*Set exercise*: Repeat all the records exactly, omitting pictures.
[START OF Rows]
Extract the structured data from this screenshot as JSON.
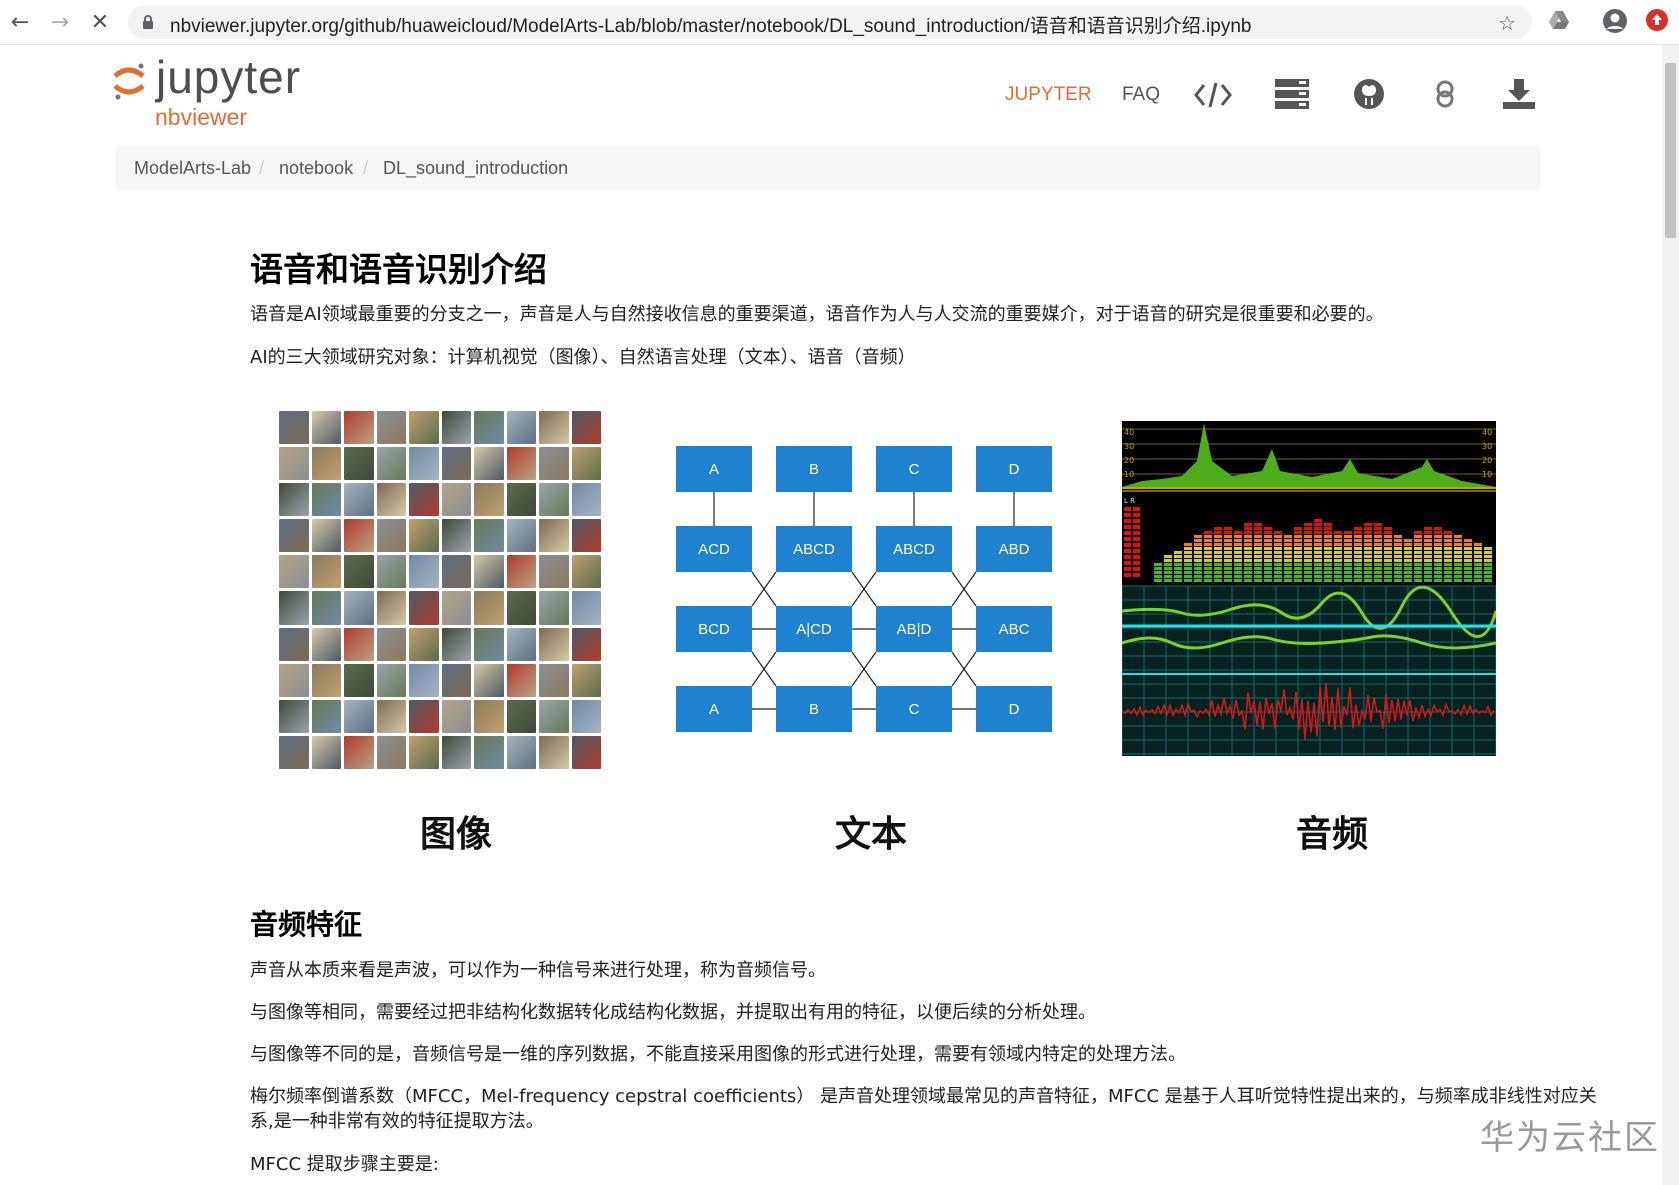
{
  "browser": {
    "url": "nbviewer.jupyter.org/github/huaweicloud/ModelArts-Lab/blob/master/notebook/DL_sound_introduction/语音和语音识别介绍.ipynb"
  },
  "header": {
    "logo_text": "jupyter",
    "logo_sub": "nbviewer",
    "nav": {
      "jupyter": "JUPYTER",
      "faq": "FAQ"
    },
    "accent_color": "#e46e2e"
  },
  "breadcrumb": [
    "ModelArts-Lab",
    "notebook",
    "DL_sound_introduction"
  ],
  "content": {
    "title": "语音和语音识别介绍",
    "intro": "语音是AI领域最重要的分支之一，声音是人与自然接收信息的重要渠道，语音作为人与人交流的重要媒介，对于语音的研究是很重要和必要的。",
    "fields": "AI的三大领域研究对象：计算机视觉（图像）、自然语言处理（文本）、语音（音频）",
    "captions": [
      "图像",
      "文本",
      "音频"
    ],
    "diagram": {
      "row1": [
        "A",
        "B",
        "C",
        "D"
      ],
      "row2": [
        "ACD",
        "ABCD",
        "ABCD",
        "ABD"
      ],
      "row3": [
        "BCD",
        "A|CD",
        "AB|D",
        "ABC"
      ],
      "row4": [
        "A",
        "B",
        "C",
        "D"
      ]
    },
    "audio_scale": [
      "40",
      "30",
      "20",
      "10"
    ],
    "audio_lr": "L  R",
    "section_title": "音频特征",
    "para1": "声音从本质来看是声波，可以作为一种信号来进行处理，称为音频信号。",
    "para2": "与图像等相同，需要经过把非结构化数据转化成结构化数据，并提取出有用的特征，以便后续的分析处理。",
    "para3": "与图像等不同的是，音频信号是一维的序列数据，不能直接采用图像的形式进行处理，需要有领域内特定的处理方法。",
    "para4_line1": "梅尔频率倒谱系数（MFCC，Mel-frequency cepstral coefficients） 是声音处理领域最常见的声音特征，MFCC 是基于人耳听觉特性提出来的，与频率成非线性对应关",
    "para4_line2": "系,是一种非常有效的特征提取方法。",
    "para5": "MFCC 提取步骤主要是:"
  },
  "watermark": "华为云社区"
}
[END OF Rows]
*Exercise output*:
Extract the structured data from this screenshot as JSON.
{
  "browser": {
    "url": "nbviewer.jupyter.org/github/huaweicloud/ModelArts-Lab/blob/master/notebook/DL_sound_introduction/语音和语音识别介绍.ipynb"
  },
  "header": {
    "logo_text": "jupyter",
    "logo_sub": "nbviewer",
    "nav": {
      "jupyter": "JUPYTER",
      "faq": "FAQ"
    },
    "accent_color": "#e46e2e"
  },
  "breadcrumb": [
    "ModelArts-Lab",
    "notebook",
    "DL_sound_introduction"
  ],
  "content": {
    "title": "语音和语音识别介绍",
    "intro": "语音是AI领域最重要的分支之一，声音是人与自然接收信息的重要渠道，语音作为人与人交流的重要媒介，对于语音的研究是很重要和必要的。",
    "fields": "AI的三大领域研究对象：计算机视觉（图像）、自然语言处理（文本）、语音（音频）",
    "captions": [
      "图像",
      "文本",
      "音频"
    ],
    "diagram": {
      "row1": [
        "A",
        "B",
        "C",
        "D"
      ],
      "row2": [
        "ACD",
        "ABCD",
        "ABCD",
        "ABD"
      ],
      "row3": [
        "BCD",
        "A|CD",
        "AB|D",
        "ABC"
      ],
      "row4": [
        "A",
        "B",
        "C",
        "D"
      ]
    },
    "audio_scale": [
      "40",
      "30",
      "20",
      "10"
    ],
    "audio_lr": "L  R",
    "section_title": "音频特征",
    "para1": "声音从本质来看是声波，可以作为一种信号来进行处理，称为音频信号。",
    "para2": "与图像等相同，需要经过把非结构化数据转化成结构化数据，并提取出有用的特征，以便后续的分析处理。",
    "para3": "与图像等不同的是，音频信号是一维的序列数据，不能直接采用图像的形式进行处理，需要有领域内特定的处理方法。",
    "para4_line1": "梅尔频率倒谱系数（MFCC，Mel-frequency cepstral coefficients） 是声音处理领域最常见的声音特征，MFCC 是基于人耳听觉特性提出来的，与频率成非线性对应关",
    "para4_line2": "系,是一种非常有效的特征提取方法。",
    "para5": "MFCC 提取步骤主要是:"
  },
  "watermark": "华为云社区"
}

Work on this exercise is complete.